------ Provided records

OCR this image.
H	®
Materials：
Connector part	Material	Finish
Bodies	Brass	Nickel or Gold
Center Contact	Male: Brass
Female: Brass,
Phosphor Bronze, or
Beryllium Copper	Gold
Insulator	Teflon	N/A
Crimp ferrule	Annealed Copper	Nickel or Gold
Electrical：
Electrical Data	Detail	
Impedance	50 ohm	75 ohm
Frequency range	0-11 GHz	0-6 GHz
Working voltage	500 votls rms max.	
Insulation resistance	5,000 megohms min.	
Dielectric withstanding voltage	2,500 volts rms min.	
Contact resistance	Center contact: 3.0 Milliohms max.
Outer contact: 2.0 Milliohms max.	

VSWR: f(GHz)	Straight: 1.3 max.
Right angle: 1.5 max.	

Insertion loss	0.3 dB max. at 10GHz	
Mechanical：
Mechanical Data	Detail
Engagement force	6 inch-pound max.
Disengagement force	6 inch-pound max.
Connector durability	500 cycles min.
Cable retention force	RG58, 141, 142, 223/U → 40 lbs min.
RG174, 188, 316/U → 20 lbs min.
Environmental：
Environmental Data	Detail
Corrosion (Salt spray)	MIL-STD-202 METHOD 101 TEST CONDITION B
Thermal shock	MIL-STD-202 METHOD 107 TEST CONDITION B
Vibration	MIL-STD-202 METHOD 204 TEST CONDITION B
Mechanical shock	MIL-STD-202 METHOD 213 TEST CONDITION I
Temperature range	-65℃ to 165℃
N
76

------------

**Work to be completed**
Your task is to output the full set of records exactly as presented.

**Solution below**
OCR this image.
H	®
Materials：
Connector part	Material	Finish
Bodies	Brass	Nickel or Gold
Center Contact	Male: Brass
Female: Brass,
Phosphor Bronze, or
Beryllium Copper	Gold
Insulator	Teflon	N/A
Crimp ferrule	Annealed Copper	Nickel or Gold
Electrical：
Electrical Data	Detail	
Impedance	50 ohm	75 ohm
Frequency range	0-11 GHz	0-6 GHz
Working voltage	500 votls rms max.	
Insulation resistance	5,000 megohms min.	
Dielectric withstanding voltage	2,500 volts rms min.	
Contact resistance	Center contact: 3.0 Milliohms max.
Outer contact: 2.0 Milliohms max.	

VSWR: f(GHz)	Straight: 1.3 max.
Right angle: 1.5 max.	

Insertion loss	0.3 dB max. at 10GHz	
Mechanical：
Mechanical Data	Detail
Engagement force	6 inch-pound max.
Disengagement force	6 inch-pound max.
Connector durability	500 cycles min.
Cable retention force	RG58, 141, 142, 223/U → 40 lbs min.
RG174, 188, 316/U → 20 lbs min.
Environmental：
Environmental Data	Detail
Corrosion (Salt spray)	MIL-STD-202 METHOD 101 TEST CONDITION B
Thermal shock	MIL-STD-202 METHOD 107 TEST CONDITION B
Vibration	MIL-STD-202 METHOD 204 TEST CONDITION B
Mechanical shock	MIL-STD-202 METHOD 213 TEST CONDITION I
Temperature range	-65℃ to 165℃
N
76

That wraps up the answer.